• _Goal_: Below are some entries; can you quote all of them exactly?

• _Supplied information_:
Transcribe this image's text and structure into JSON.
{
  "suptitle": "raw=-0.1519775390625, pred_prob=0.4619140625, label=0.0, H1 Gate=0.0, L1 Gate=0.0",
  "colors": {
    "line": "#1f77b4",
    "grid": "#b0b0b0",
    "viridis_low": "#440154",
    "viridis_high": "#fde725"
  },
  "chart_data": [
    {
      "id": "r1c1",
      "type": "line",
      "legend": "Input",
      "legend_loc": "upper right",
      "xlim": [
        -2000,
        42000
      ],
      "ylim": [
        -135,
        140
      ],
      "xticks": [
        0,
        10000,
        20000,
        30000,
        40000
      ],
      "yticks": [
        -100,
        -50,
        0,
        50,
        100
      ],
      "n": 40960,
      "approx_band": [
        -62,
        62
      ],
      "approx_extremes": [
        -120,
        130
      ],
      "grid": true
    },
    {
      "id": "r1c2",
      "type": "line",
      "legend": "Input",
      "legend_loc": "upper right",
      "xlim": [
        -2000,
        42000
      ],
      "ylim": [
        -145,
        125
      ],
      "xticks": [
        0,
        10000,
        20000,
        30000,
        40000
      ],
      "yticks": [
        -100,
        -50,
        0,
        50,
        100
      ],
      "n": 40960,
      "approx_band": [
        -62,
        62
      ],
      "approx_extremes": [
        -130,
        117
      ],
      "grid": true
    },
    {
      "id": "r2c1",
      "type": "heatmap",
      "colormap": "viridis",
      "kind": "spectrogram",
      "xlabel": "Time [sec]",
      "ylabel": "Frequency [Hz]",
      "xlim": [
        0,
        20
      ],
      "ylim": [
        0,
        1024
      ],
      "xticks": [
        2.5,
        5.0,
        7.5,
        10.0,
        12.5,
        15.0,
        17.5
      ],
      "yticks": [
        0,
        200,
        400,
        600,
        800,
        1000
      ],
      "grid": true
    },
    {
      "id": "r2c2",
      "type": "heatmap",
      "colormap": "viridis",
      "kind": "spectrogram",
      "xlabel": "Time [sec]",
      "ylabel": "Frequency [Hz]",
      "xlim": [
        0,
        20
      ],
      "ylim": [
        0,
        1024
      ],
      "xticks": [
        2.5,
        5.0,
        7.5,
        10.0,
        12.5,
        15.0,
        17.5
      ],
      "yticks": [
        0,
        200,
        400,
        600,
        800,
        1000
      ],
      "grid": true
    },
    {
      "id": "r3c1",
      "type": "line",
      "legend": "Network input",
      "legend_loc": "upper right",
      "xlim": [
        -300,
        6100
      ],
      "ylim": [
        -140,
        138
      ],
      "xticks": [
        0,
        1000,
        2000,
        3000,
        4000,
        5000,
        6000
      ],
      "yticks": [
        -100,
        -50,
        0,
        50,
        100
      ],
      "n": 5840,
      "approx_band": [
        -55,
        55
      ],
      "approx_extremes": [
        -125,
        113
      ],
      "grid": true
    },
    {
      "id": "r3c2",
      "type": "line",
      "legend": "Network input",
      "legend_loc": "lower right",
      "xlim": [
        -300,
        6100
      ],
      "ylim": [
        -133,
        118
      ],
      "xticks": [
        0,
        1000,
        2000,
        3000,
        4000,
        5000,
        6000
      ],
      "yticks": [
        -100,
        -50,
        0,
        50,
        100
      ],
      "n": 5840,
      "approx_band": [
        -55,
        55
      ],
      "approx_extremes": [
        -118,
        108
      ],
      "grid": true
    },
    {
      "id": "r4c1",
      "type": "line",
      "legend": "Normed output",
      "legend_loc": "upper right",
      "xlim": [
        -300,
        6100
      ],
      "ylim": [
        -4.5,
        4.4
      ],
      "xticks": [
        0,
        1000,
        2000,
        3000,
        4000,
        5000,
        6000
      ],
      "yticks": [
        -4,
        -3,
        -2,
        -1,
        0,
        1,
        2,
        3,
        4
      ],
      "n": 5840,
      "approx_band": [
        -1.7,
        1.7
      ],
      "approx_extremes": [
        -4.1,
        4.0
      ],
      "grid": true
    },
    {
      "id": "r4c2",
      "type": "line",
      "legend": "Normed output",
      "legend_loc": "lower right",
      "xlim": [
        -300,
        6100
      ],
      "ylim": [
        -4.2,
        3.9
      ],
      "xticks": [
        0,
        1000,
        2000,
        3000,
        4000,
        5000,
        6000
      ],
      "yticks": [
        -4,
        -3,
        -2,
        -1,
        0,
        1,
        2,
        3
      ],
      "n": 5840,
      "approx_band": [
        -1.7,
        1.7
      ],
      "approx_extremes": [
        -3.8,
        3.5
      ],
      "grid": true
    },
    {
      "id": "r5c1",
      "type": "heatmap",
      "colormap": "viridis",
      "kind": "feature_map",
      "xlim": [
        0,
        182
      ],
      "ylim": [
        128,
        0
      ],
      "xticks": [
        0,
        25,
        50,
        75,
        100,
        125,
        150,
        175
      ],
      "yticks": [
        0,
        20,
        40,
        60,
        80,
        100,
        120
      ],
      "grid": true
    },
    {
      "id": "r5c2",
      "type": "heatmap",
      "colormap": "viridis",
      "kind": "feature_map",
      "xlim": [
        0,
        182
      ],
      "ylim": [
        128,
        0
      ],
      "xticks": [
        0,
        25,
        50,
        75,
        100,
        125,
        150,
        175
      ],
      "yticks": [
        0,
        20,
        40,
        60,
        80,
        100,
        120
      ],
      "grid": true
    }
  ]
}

• _Exercise response_:
Transcribe this image's text and structure into JSON.
{
  "suptitle": "raw=-0.1519775390625, pred_prob=0.4619140625, label=0.0, H1 Gate=0.0, L1 Gate=0.0",
  "colors": {
    "line": "#1f77b4",
    "grid": "#b0b0b0",
    "viridis_low": "#440154",
    "viridis_high": "#fde725"
  },
  "chart_data": [
    {
      "id": "r1c1",
      "type": "line",
      "legend": "Input",
      "legend_loc": "upper right",
      "xlim": [
        -2000,
        42000
      ],
      "ylim": [
        -135,
        140
      ],
      "xticks": [
        0,
        10000,
        20000,
        30000,
        40000
      ],
      "yticks": [
        -100,
        -50,
        0,
        50,
        100
      ],
      "n": 40960,
      "approx_band": [
        -62,
        62
      ],
      "approx_extremes": [
        -120,
        130
      ],
      "grid": true
    },
    {
      "id": "r1c2",
      "type": "line",
      "legend": "Input",
      "legend_loc": "upper right",
      "xlim": [
        -2000,
        42000
      ],
      "ylim": [
        -145,
        125
      ],
      "xticks": [
        0,
        10000,
        20000,
        30000,
        40000
      ],
      "yticks": [
        -100,
        -50,
        0,
        50,
        100
      ],
      "n": 40960,
      "approx_band": [
        -62,
        62
      ],
      "approx_extremes": [
        -130,
        117
      ],
      "grid": true
    },
    {
      "id": "r2c1",
      "type": "heatmap",
      "colormap": "viridis",
      "kind": "spectrogram",
      "xlabel": "Time [sec]",
      "ylabel": "Frequency [Hz]",
      "xlim": [
        0,
        20
      ],
      "ylim": [
        0,
        1024
      ],
      "xticks": [
        2.5,
        5.0,
        7.5,
        10.0,
        12.5,
        15.0,
        17.5
      ],
      "yticks": [
        0,
        200,
        400,
        600,
        800,
        1000
      ],
      "grid": true
    },
    {
      "id": "r2c2",
      "type": "heatmap",
      "colormap": "viridis",
      "kind": "spectrogram",
      "xlabel": "Time [sec]",
      "ylabel": "Frequency [Hz]",
      "xlim": [
        0,
        20
      ],
      "ylim": [
        0,
        1024
      ],
      "xticks": [
        2.5,
        5.0,
        7.5,
        10.0,
        12.5,
        15.0,
        17.5
      ],
      "yticks": [
        0,
        200,
        400,
        600,
        800,
        1000
      ],
      "grid": true
    },
    {
      "id": "r3c1",
      "type": "line",
      "legend": "Network input",
      "legend_loc": "upper right",
      "xlim": [
        -300,
        6100
      ],
      "ylim": [
        -140,
        138
      ],
      "xticks": [
        0,
        1000,
        2000,
        3000,
        4000,
        5000,
        6000
      ],
      "yticks": [
        -100,
        -50,
        0,
        50,
        100
      ],
      "n": 5840,
      "approx_band": [
        -55,
        55
      ],
      "approx_extremes": [
        -125,
        113
      ],
      "grid": true
    },
    {
      "id": "r3c2",
      "type": "line",
      "legend": "Network input",
      "legend_loc": "lower right",
      "xlim": [
        -300,
        6100
      ],
      "ylim": [
        -133,
        118
      ],
      "xticks": [
        0,
        1000,
        2000,
        3000,
        4000,
        5000,
        6000
      ],
      "yticks": [
        -100,
        -50,
        0,
        50,
        100
      ],
      "n": 5840,
      "approx_band": [
        -55,
        55
      ],
      "approx_extremes": [
        -118,
        108
      ],
      "grid": true
    },
    {
      "id": "r4c1",
      "type": "line",
      "legend": "Normed output",
      "legend_loc": "upper right",
      "xlim": [
        -300,
        6100
      ],
      "ylim": [
        -4.5,
        4.4
      ],
      "xticks": [
        0,
        1000,
        2000,
        3000,
        4000,
        5000,
        6000
      ],
      "yticks": [
        -4,
        -3,
        -2,
        -1,
        0,
        1,
        2,
        3,
        4
      ],
      "n": 5840,
      "approx_band": [
        -1.7,
        1.7
      ],
      "approx_extremes": [
        -4.1,
        4.0
      ],
      "grid": true
    },
    {
      "id": "r4c2",
      "type": "line",
      "legend": "Normed output",
      "legend_loc": "lower right",
      "xlim": [
        -300,
        6100
      ],
      "ylim": [
        -4.2,
        3.9
      ],
      "xticks": [
        0,
        1000,
        2000,
        3000,
        4000,
        5000,
        6000
      ],
      "yticks": [
        -4,
        -3,
        -2,
        -1,
        0,
        1,
        2,
        3
      ],
      "n": 5840,
      "approx_band": [
        -1.7,
        1.7
      ],
      "approx_extremes": [
        -3.8,
        3.5
      ],
      "grid": true
    },
    {
      "id": "r5c1",
      "type": "heatmap",
      "colormap": "viridis",
      "kind": "feature_map",
      "xlim": [
        0,
        182
      ],
      "ylim": [
        128,
        0
      ],
      "xticks": [
        0,
        25,
        50,
        75,
        100,
        125,
        150,
        175
      ],
      "yticks": [
        0,
        20,
        40,
        60,
        80,
        100,
        120
      ],
      "grid": true
    },
    {
      "id": "r5c2",
      "type": "heatmap",
      "colormap": "viridis",
      "kind": "feature_map",
      "xlim": [
        0,
        182
      ],
      "ylim": [
        128,
        0
      ],
      "xticks": [
        0,
        25,
        50,
        75,
        100,
        125,
        150,
        175
      ],
      "yticks": [
        0,
        20,
        40,
        60,
        80,
        100,
        120
      ],
      "grid": true
    }
  ]
}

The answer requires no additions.